Task brief: Lines containing the word "почтовой" are the ones to copy from the records below.

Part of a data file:

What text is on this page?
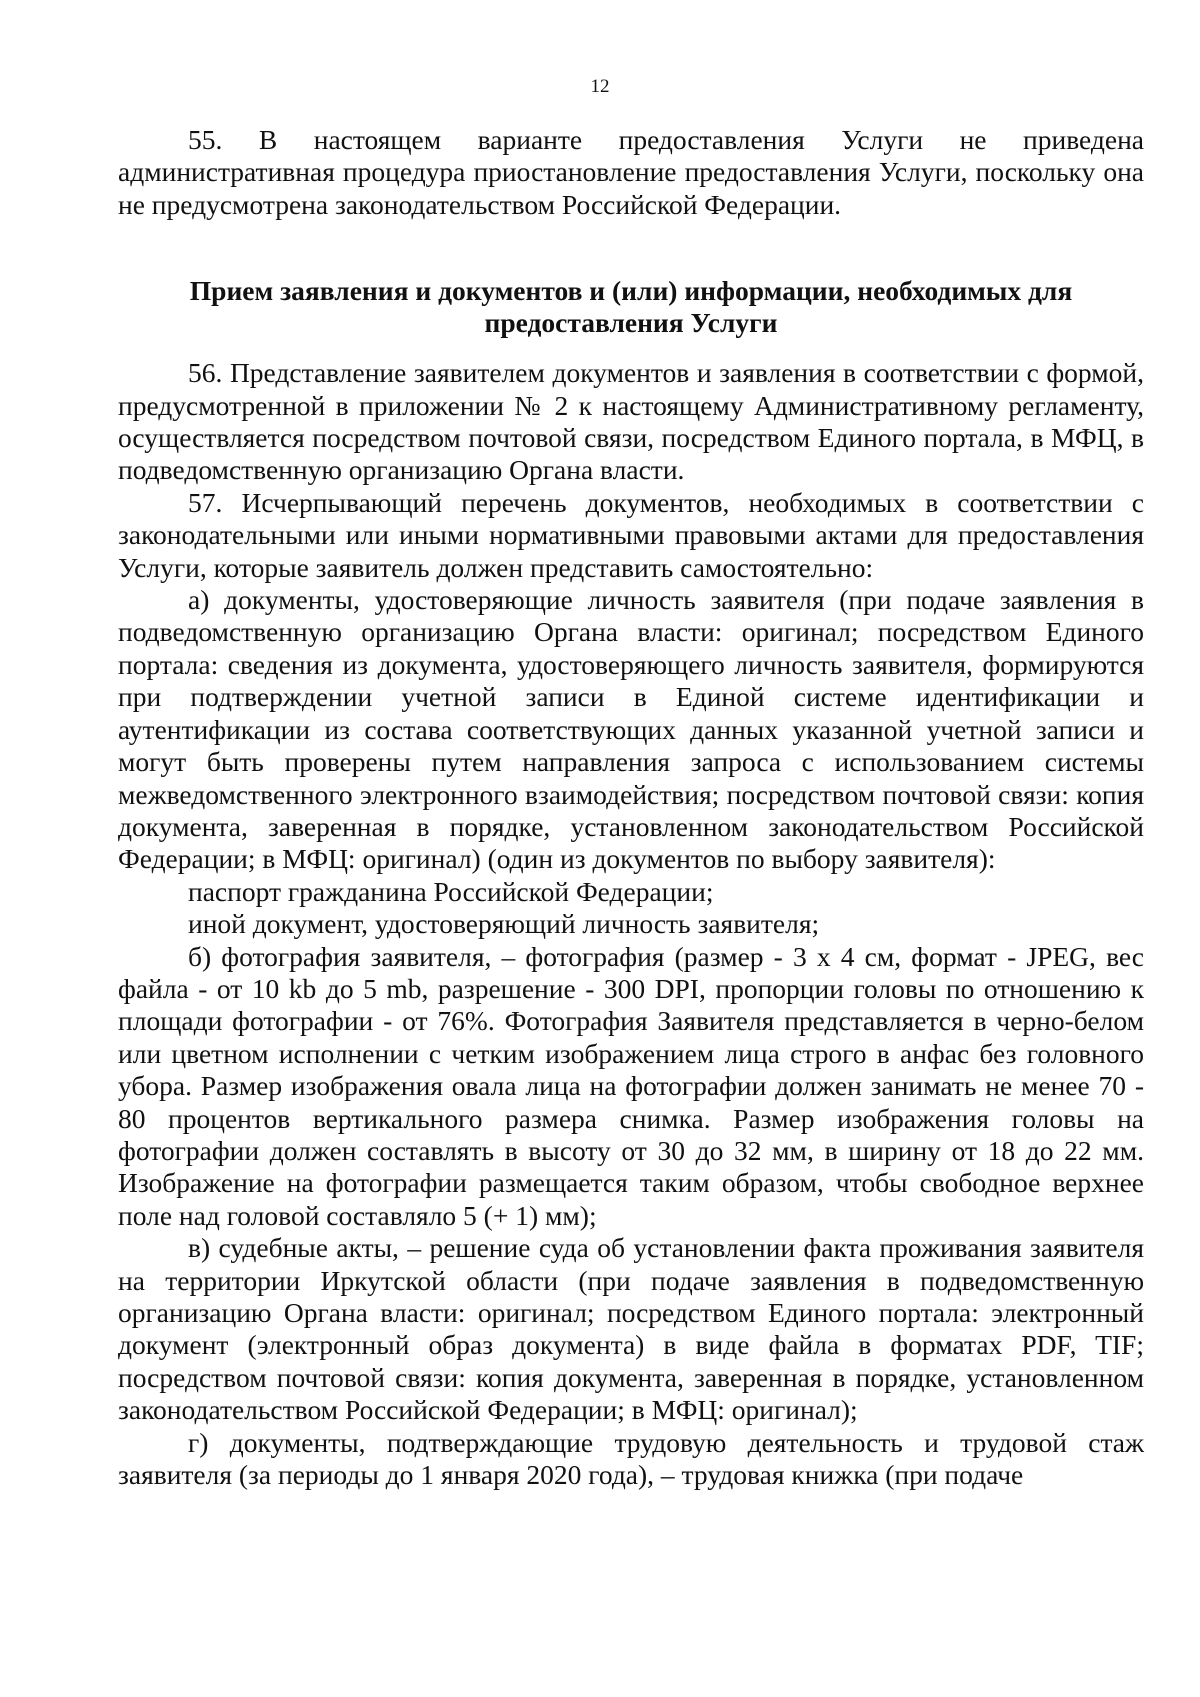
12

55. В настоящем варианте предоставления Услуги не приведена административная процедура приостановление предоставления Услуги, поскольку она не предусмотрена законодательством Российской Федерации.

Прием заявления и документов и (или) информации, необходимых для
предоставления Услуги

56. Представление заявителем документов и заявления в соответствии с формой, предусмотренной в приложении № 2 к настоящему Административному регламенту, осуществляется посредством почтовой связи, посредством Единого портала, в МФЦ, в подведомственную организацию Органа власти.

57. Исчерпывающий перечень документов, необходимых в соответствии с законодательными или иными нормативными правовыми актами для предоставления Услуги, которые заявитель должен представить самостоятельно:

а) документы, удостоверяющие личность заявителя (при подаче заявления в подведомственную организацию Органа власти: оригинал; посредством Единого портала: сведения из документа, удостоверяющего личность заявителя, формируются при подтверждении учетной записи в Единой системе идентификации и аутентификации из состава соответствующих данных указанной учетной записи и могут быть проверены путем направления запроса с использованием системы межведомственного электронного взаимодействия; посредством почтовой связи: копия документа, заверенная в порядке, установленном законодательством Российской Федерации; в МФЦ: оригинал) (один из документов по выбору заявителя):

паспорт гражданина Российской Федерации;

иной документ, удостоверяющий личность заявителя;

б) фотография заявителя, – фотография (размер - 3 х 4 см, формат - JPEG, вес файла - от 10 kb до 5 mb, разрешение - 300 DPI, пропорции головы по отношению к площади фотографии - от 76%. Фотография Заявителя представляется в черно-белом или цветном исполнении с четким изображением лица строго в анфас без головного убора. Размер изображения овала лица на фотографии должен занимать не менее 70 - 80 процентов вертикального размера снимка. Размер изображения головы на фотографии должен составлять в высоту от 30 до 32 мм, в ширину от 18 до 22 мм. Изображение на фотографии размещается таким образом, чтобы свободное верхнее поле над головой составляло 5 (+ 1) мм);

в) судебные акты, – решение суда об установлении факта проживания заявителя на территории Иркутской области (при подаче заявления в подведомственную организацию Органа власти: оригинал; посредством Единого портала: электронный документ (электронный образ документа) в виде файла в форматах PDF, TIF; посредством почтовой связи: копия документа, заверенная в порядке, установленном законодательством Российской Федерации; в МФЦ: оригинал);

г) документы, подтверждающие трудовую деятельность и трудовой стаж заявителя (за периоды до 1 января 2020 года), – трудовая книжка (при подаче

Solution to this problem:
56. Представление заявителем документов и заявления в соответствии с формой, предусмотренной в приложении № 2 к настоящему Административному регламенту, осуществляется посредством почтовой связи, посредством Единого портала, в МФЦ, в подведомственную организацию Органа власти.
а) документы, удостоверяющие личность заявителя (при подаче заявления в подведомственную организацию Органа власти: оригинал; посредством Единого портала: сведения из документа, удостоверяющего личность заявителя, формируются при подтверждении учетной записи в Единой системе идентификации и аутентификации из состава соответствующих данных указанной учетной записи и могут быть проверены путем направления запроса с использованием системы межведомственного электронного взаимодействия; посредством почтовой связи: копия документа, заверенная в порядке, установленном законодательством Российской Федерации; в МФЦ: оригинал) (один из документов по выбору заявителя):
в) судебные акты, – решение суда об установлении факта проживания заявителя на территории Иркутской области (при подаче заявления в подведомственную организацию Органа власти: оригинал; посредством Единого портала: электронный документ (электронный образ документа) в виде файла в форматах PDF, TIF; посредством почтовой связи: копия документа, заверенная в порядке, установленном законодательством Российской Федерации; в МФЦ: оригинал);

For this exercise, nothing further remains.